Print the complete set of entries exactly.
** BEGIN PROVIDED RECORDS **
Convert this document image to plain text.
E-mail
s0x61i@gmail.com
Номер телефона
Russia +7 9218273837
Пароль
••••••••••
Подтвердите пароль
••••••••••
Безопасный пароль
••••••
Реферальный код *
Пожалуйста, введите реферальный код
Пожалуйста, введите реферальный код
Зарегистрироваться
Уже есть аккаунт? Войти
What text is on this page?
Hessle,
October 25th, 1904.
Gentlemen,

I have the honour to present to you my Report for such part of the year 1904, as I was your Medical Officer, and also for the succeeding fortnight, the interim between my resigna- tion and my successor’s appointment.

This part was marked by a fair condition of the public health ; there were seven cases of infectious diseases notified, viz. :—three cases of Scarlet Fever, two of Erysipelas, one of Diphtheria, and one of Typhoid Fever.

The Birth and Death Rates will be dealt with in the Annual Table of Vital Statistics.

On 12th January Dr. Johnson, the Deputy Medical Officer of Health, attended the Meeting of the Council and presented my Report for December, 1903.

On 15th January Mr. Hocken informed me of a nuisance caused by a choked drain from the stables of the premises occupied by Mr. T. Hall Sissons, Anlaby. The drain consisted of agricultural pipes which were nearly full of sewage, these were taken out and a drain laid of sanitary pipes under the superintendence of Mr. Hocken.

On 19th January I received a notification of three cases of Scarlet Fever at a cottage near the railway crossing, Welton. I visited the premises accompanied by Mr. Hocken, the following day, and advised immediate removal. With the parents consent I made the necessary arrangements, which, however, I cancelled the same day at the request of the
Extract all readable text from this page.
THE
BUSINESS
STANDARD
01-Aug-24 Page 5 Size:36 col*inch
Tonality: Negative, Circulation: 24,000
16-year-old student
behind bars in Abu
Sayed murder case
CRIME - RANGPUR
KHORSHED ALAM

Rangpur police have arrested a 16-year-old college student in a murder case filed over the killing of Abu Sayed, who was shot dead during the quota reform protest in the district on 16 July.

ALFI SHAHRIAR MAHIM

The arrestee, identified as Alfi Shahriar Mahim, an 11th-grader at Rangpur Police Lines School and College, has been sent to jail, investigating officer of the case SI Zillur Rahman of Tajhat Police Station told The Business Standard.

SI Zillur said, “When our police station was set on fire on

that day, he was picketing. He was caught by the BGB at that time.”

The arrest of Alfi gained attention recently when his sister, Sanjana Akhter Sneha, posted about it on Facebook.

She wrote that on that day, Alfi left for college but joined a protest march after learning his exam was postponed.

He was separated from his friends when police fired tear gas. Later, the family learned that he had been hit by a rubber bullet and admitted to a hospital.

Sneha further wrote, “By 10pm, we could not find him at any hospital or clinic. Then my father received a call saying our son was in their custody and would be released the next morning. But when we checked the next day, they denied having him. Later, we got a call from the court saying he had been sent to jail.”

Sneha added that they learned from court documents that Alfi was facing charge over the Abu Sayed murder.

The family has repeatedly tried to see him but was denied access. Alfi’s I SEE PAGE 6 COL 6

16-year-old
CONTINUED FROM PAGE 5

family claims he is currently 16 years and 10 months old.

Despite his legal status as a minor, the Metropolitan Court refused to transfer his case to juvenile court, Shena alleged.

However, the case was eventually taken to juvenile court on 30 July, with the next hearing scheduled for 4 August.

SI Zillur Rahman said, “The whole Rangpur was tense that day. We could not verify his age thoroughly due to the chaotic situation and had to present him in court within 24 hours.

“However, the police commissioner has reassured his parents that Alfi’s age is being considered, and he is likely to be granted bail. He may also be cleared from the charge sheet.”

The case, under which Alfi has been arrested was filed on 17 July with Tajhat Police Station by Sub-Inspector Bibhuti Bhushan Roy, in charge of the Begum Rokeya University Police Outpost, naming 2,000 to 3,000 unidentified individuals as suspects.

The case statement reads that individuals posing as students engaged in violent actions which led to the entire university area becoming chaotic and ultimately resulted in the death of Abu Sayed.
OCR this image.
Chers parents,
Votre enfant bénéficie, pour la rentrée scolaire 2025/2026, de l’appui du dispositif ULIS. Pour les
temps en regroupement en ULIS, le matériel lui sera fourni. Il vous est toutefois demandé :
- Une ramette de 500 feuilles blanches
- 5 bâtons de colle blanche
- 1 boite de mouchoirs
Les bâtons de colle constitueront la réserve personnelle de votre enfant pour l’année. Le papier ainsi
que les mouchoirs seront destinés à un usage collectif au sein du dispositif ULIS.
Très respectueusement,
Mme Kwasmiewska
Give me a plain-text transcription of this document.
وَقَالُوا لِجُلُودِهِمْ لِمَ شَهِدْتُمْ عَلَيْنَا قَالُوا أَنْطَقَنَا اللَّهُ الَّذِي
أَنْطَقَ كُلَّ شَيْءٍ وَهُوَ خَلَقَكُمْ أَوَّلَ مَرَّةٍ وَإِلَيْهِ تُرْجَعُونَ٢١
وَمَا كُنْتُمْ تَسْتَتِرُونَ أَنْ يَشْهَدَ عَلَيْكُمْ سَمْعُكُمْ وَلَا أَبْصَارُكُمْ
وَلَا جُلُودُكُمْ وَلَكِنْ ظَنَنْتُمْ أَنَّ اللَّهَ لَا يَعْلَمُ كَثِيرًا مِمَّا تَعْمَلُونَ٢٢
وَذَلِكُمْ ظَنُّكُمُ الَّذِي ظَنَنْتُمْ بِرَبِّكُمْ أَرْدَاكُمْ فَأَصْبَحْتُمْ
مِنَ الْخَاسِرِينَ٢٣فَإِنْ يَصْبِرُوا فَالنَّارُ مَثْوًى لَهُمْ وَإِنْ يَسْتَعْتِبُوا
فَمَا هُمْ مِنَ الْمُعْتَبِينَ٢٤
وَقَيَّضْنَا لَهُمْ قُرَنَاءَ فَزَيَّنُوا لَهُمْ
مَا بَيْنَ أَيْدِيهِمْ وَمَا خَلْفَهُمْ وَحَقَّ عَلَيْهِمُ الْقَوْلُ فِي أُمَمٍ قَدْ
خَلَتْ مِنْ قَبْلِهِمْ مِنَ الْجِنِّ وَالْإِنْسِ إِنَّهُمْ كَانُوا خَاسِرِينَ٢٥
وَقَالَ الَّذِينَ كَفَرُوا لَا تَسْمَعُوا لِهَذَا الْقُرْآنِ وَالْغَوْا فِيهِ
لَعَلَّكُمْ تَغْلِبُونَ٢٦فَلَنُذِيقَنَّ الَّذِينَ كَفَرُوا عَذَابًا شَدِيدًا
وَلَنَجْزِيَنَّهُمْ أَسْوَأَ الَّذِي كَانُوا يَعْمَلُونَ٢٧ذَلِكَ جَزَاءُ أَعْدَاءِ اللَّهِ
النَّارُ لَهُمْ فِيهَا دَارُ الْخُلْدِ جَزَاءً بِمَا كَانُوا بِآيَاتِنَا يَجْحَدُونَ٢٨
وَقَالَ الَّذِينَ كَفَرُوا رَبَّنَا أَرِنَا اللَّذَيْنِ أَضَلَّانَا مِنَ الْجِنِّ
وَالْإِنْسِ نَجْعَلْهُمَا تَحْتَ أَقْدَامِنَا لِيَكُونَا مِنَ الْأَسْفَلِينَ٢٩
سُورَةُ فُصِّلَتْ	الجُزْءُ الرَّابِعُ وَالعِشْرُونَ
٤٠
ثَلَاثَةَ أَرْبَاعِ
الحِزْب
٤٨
** END PROVIDED RECORDS **
SOLUTION TO THIS TASK:
Convert this document image to plain text.
E-mail
s0x61i@gmail.com
Номер телефона
Russia +7 9218273837
Пароль
••••••••••
Подтвердите пароль
••••••••••
Безопасный пароль
••••••
Реферальный код *
Пожалуйста, введите реферальный код
Пожалуйста, введите реферальный код
Зарегистрироваться
Уже есть аккаунт? Войти
What text is on this page?
Hessle,
October 25th, 1904.
Gentlemen,

I have the honour to present to you my Report for such part of the year 1904, as I was your Medical Officer, and also for the succeeding fortnight, the interim between my resigna- tion and my successor’s appointment.

This part was marked by a fair condition of the public health ; there were seven cases of infectious diseases notified, viz. :—three cases of Scarlet Fever, two of Erysipelas, one of Diphtheria, and one of Typhoid Fever.

The Birth and Death Rates will be dealt with in the Annual Table of Vital Statistics.

On 12th January Dr. Johnson, the Deputy Medical Officer of Health, attended the Meeting of the Council and presented my Report for December, 1903.

On 15th January Mr. Hocken informed me of a nuisance caused by a choked drain from the stables of the premises occupied by Mr. T. Hall Sissons, Anlaby. The drain consisted of agricultural pipes which were nearly full of sewage, these were taken out and a drain laid of sanitary pipes under the superintendence of Mr. Hocken.

On 19th January I received a notification of three cases of Scarlet Fever at a cottage near the railway crossing, Welton. I visited the premises accompanied by Mr. Hocken, the following day, and advised immediate removal. With the parents consent I made the necessary arrangements, which, however, I cancelled the same day at the request of the
Extract all readable text from this page.
THE
BUSINESS
STANDARD
01-Aug-24 Page 5 Size:36 col*inch
Tonality: Negative, Circulation: 24,000
16-year-old student
behind bars in Abu
Sayed murder case
CRIME - RANGPUR
KHORSHED ALAM

Rangpur police have arrested a 16-year-old college student in a murder case filed over the killing of Abu Sayed, who was shot dead during the quota reform protest in the district on 16 July.

ALFI SHAHRIAR MAHIM

The arrestee, identified as Alfi Shahriar Mahim, an 11th-grader at Rangpur Police Lines School and College, has been sent to jail, investigating officer of the case SI Zillur Rahman of Tajhat Police Station told The Business Standard.

SI Zillur said, “When our police station was set on fire on

that day, he was picketing. He was caught by the BGB at that time.”

The arrest of Alfi gained attention recently when his sister, Sanjana Akhter Sneha, posted about it on Facebook.

She wrote that on that day, Alfi left for college but joined a protest march after learning his exam was postponed.

He was separated from his friends when police fired tear gas. Later, the family learned that he had been hit by a rubber bullet and admitted to a hospital.

Sneha further wrote, “By 10pm, we could not find him at any hospital or clinic. Then my father received a call saying our son was in their custody and would be released the next morning. But when we checked the next day, they denied having him. Later, we got a call from the court saying he had been sent to jail.”

Sneha added that they learned from court documents that Alfi was facing charge over the Abu Sayed murder.

The family has repeatedly tried to see him but was denied access. Alfi’s I SEE PAGE 6 COL 6

16-year-old
CONTINUED FROM PAGE 5

family claims he is currently 16 years and 10 months old.

Despite his legal status as a minor, the Metropolitan Court refused to transfer his case to juvenile court, Shena alleged.

However, the case was eventually taken to juvenile court on 30 July, with the next hearing scheduled for 4 August.

SI Zillur Rahman said, “The whole Rangpur was tense that day. We could not verify his age thoroughly due to the chaotic situation and had to present him in court within 24 hours.

“However, the police commissioner has reassured his parents that Alfi’s age is being considered, and he is likely to be granted bail. He may also be cleared from the charge sheet.”

The case, under which Alfi has been arrested was filed on 17 July with Tajhat Police Station by Sub-Inspector Bibhuti Bhushan Roy, in charge of the Begum Rokeya University Police Outpost, naming 2,000 to 3,000 unidentified individuals as suspects.

The case statement reads that individuals posing as students engaged in violent actions which led to the entire university area becoming chaotic and ultimately resulted in the death of Abu Sayed.
OCR this image.
Chers parents,
Votre enfant bénéficie, pour la rentrée scolaire 2025/2026, de l’appui du dispositif ULIS. Pour les
temps en regroupement en ULIS, le matériel lui sera fourni. Il vous est toutefois demandé :
- Une ramette de 500 feuilles blanches
- 5 bâtons de colle blanche
- 1 boite de mouchoirs
Les bâtons de colle constitueront la réserve personnelle de votre enfant pour l’année. Le papier ainsi
que les mouchoirs seront destinés à un usage collectif au sein du dispositif ULIS.
Très respectueusement,
Mme Kwasmiewska
Give me a plain-text transcription of this document.
وَقَالُوا لِجُلُودِهِمْ لِمَ شَهِدْتُمْ عَلَيْنَا قَالُوا أَنْطَقَنَا اللَّهُ الَّذِي
أَنْطَقَ كُلَّ شَيْءٍ وَهُوَ خَلَقَكُمْ أَوَّلَ مَرَّةٍ وَإِلَيْهِ تُرْجَعُونَ٢١
وَمَا كُنْتُمْ تَسْتَتِرُونَ أَنْ يَشْهَدَ عَلَيْكُمْ سَمْعُكُمْ وَلَا أَبْصَارُكُمْ
وَلَا جُلُودُكُمْ وَلَكِنْ ظَنَنْتُمْ أَنَّ اللَّهَ لَا يَعْلَمُ كَثِيرًا مِمَّا تَعْمَلُونَ٢٢
وَذَلِكُمْ ظَنُّكُمُ الَّذِي ظَنَنْتُمْ بِرَبِّكُمْ أَرْدَاكُمْ فَأَصْبَحْتُمْ
مِنَ الْخَاسِرِينَ٢٣فَإِنْ يَصْبِرُوا فَالنَّارُ مَثْوًى لَهُمْ وَإِنْ يَسْتَعْتِبُوا
فَمَا هُمْ مِنَ الْمُعْتَبِينَ٢٤
وَقَيَّضْنَا لَهُمْ قُرَنَاءَ فَزَيَّنُوا لَهُمْ
مَا بَيْنَ أَيْدِيهِمْ وَمَا خَلْفَهُمْ وَحَقَّ عَلَيْهِمُ الْقَوْلُ فِي أُمَمٍ قَدْ
خَلَتْ مِنْ قَبْلِهِمْ مِنَ الْجِنِّ وَالْإِنْسِ إِنَّهُمْ كَانُوا خَاسِرِينَ٢٥
وَقَالَ الَّذِينَ كَفَرُوا لَا تَسْمَعُوا لِهَذَا الْقُرْآنِ وَالْغَوْا فِيهِ
لَعَلَّكُمْ تَغْلِبُونَ٢٦فَلَنُذِيقَنَّ الَّذِينَ كَفَرُوا عَذَابًا شَدِيدًا
وَلَنَجْزِيَنَّهُمْ أَسْوَأَ الَّذِي كَانُوا يَعْمَلُونَ٢٧ذَلِكَ جَزَاءُ أَعْدَاءِ اللَّهِ
النَّارُ لَهُمْ فِيهَا دَارُ الْخُلْدِ جَزَاءً بِمَا كَانُوا بِآيَاتِنَا يَجْحَدُونَ٢٨
وَقَالَ الَّذِينَ كَفَرُوا رَبَّنَا أَرِنَا اللَّذَيْنِ أَضَلَّانَا مِنَ الْجِنِّ
وَالْإِنْسِ نَجْعَلْهُمَا تَحْتَ أَقْدَامِنَا لِيَكُونَا مِنَ الْأَسْفَلِينَ٢٩
سُورَةُ فُصِّلَتْ	الجُزْءُ الرَّابِعُ وَالعِشْرُونَ
٤٠
ثَلَاثَةَ أَرْبَاعِ
الحِزْب
٤٨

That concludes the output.